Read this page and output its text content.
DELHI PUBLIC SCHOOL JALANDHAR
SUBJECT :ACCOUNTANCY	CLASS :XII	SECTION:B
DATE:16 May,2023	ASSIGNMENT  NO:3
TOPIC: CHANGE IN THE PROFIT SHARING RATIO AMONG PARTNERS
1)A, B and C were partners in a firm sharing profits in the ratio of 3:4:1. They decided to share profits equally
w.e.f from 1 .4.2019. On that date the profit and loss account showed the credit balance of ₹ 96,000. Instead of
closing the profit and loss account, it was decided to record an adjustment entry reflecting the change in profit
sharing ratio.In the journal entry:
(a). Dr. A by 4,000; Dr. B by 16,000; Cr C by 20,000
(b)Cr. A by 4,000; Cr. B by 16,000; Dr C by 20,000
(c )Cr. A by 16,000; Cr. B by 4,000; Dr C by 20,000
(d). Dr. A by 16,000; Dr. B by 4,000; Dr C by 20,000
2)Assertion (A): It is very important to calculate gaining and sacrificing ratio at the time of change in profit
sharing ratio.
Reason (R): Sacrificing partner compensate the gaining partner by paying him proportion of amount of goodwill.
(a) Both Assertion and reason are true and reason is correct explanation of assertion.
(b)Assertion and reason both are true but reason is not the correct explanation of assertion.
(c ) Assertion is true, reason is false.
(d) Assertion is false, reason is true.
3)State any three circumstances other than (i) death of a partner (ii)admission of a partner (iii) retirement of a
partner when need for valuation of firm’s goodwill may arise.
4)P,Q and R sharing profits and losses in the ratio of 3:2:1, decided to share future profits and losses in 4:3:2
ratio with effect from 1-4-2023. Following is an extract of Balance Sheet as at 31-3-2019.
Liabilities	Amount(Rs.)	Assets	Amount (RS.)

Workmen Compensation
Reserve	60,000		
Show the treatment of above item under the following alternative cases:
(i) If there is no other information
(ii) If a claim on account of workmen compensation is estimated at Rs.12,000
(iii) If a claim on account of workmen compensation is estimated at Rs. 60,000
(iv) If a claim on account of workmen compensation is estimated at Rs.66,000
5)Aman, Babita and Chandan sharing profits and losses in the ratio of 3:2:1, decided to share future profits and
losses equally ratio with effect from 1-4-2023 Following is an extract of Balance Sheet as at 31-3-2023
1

────────────────────

• [Exercise details]
State how many lines of the material contain the string "correct", with no other words.

• [Exercise output]
2